> [WHAT THE EXERCISE ASKS]:
Set every record down verbatim and omit the pictures.

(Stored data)
┏━━
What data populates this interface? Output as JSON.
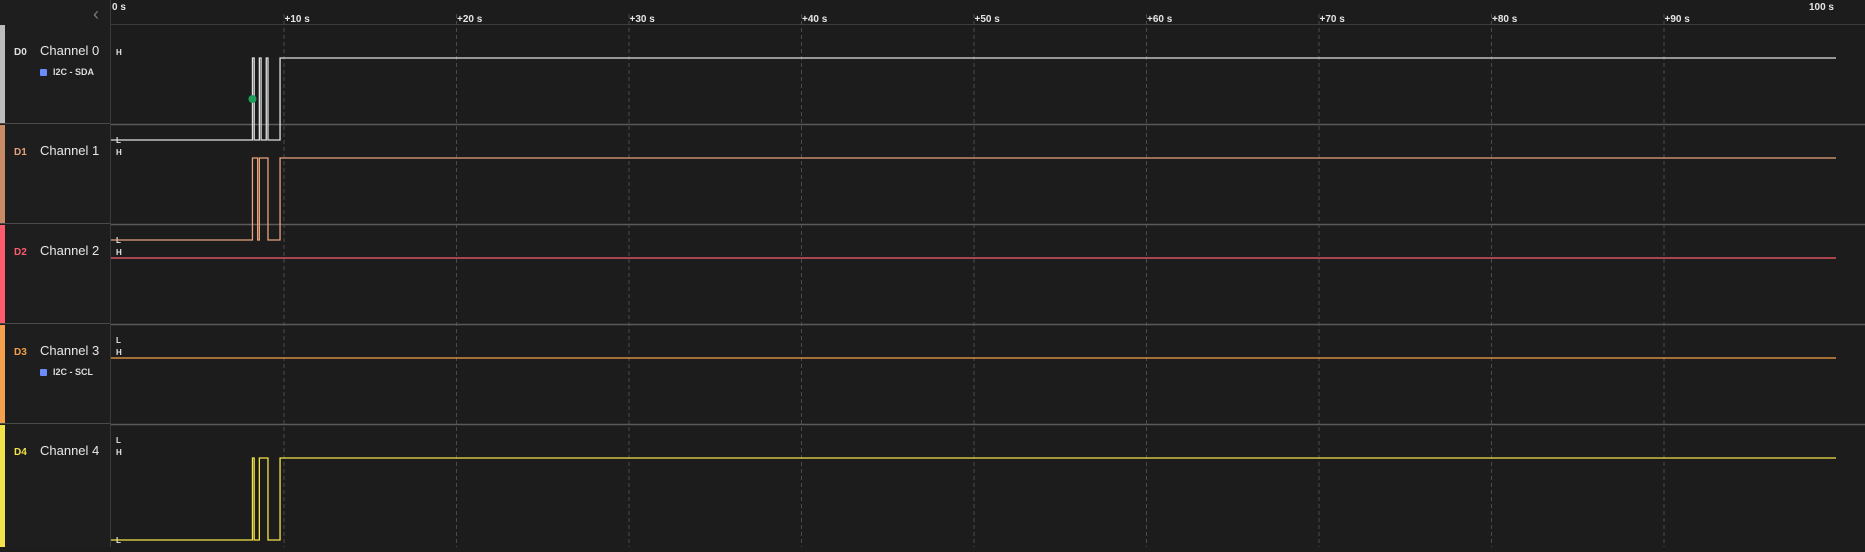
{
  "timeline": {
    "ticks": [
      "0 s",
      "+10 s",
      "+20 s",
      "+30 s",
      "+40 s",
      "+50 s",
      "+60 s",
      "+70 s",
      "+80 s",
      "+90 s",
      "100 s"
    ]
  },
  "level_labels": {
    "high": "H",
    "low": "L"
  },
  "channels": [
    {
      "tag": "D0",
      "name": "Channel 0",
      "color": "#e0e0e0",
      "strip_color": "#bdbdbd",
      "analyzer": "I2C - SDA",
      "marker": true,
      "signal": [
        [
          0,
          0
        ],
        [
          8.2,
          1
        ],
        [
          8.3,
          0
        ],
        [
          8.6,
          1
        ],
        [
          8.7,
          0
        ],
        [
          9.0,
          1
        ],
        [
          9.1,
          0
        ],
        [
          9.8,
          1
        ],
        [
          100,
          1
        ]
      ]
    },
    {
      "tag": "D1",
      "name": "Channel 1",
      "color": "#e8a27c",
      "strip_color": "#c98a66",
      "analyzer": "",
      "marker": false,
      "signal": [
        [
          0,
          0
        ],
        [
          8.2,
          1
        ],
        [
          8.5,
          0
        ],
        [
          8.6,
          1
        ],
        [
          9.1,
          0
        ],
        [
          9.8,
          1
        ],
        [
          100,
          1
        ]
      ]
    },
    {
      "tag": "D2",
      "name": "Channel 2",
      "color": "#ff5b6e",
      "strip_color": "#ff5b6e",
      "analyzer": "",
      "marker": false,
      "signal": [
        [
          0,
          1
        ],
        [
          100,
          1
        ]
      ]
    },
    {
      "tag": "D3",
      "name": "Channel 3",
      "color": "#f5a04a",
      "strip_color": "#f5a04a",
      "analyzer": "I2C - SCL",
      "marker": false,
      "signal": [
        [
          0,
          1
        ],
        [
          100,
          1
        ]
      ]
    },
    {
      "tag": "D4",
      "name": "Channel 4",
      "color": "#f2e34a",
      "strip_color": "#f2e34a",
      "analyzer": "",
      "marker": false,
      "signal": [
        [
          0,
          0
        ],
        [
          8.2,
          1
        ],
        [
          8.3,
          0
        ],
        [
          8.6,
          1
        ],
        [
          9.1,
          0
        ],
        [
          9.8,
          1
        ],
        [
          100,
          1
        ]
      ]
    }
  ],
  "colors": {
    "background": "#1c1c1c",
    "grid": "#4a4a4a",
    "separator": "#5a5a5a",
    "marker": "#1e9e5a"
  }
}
┗━━
> [RESULT OF THE TASK]:
What data populates this interface? Output as JSON.
{
  "timeline": {
    "ticks": [
      "0 s",
      "+10 s",
      "+20 s",
      "+30 s",
      "+40 s",
      "+50 s",
      "+60 s",
      "+70 s",
      "+80 s",
      "+90 s",
      "100 s"
    ]
  },
  "level_labels": {
    "high": "H",
    "low": "L"
  },
  "channels": [
    {
      "tag": "D0",
      "name": "Channel 0",
      "color": "#e0e0e0",
      "strip_color": "#bdbdbd",
      "analyzer": "I2C - SDA",
      "marker": true,
      "signal": [
        [
          0,
          0
        ],
        [
          8.2,
          1
        ],
        [
          8.3,
          0
        ],
        [
          8.6,
          1
        ],
        [
          8.7,
          0
        ],
        [
          9.0,
          1
        ],
        [
          9.1,
          0
        ],
        [
          9.8,
          1
        ],
        [
          100,
          1
        ]
      ]
    },
    {
      "tag": "D1",
      "name": "Channel 1",
      "color": "#e8a27c",
      "strip_color": "#c98a66",
      "analyzer": "",
      "marker": false,
      "signal": [
        [
          0,
          0
        ],
        [
          8.2,
          1
        ],
        [
          8.5,
          0
        ],
        [
          8.6,
          1
        ],
        [
          9.1,
          0
        ],
        [
          9.8,
          1
        ],
        [
          100,
          1
        ]
      ]
    },
    {
      "tag": "D2",
      "name": "Channel 2",
      "color": "#ff5b6e",
      "strip_color": "#ff5b6e",
      "analyzer": "",
      "marker": false,
      "signal": [
        [
          0,
          1
        ],
        [
          100,
          1
        ]
      ]
    },
    {
      "tag": "D3",
      "name": "Channel 3",
      "color": "#f5a04a",
      "strip_color": "#f5a04a",
      "analyzer": "I2C - SCL",
      "marker": false,
      "signal": [
        [
          0,
          1
        ],
        [
          100,
          1
        ]
      ]
    },
    {
      "tag": "D4",
      "name": "Channel 4",
      "color": "#f2e34a",
      "strip_color": "#f2e34a",
      "analyzer": "",
      "marker": false,
      "signal": [
        [
          0,
          0
        ],
        [
          8.2,
          1
        ],
        [
          8.3,
          0
        ],
        [
          8.6,
          1
        ],
        [
          9.1,
          0
        ],
        [
          9.8,
          1
        ],
        [
          100,
          1
        ]
      ]
    }
  ],
  "colors": {
    "background": "#1c1c1c",
    "grid": "#4a4a4a",
    "separator": "#5a5a5a",
    "marker": "#1e9e5a"
  }
}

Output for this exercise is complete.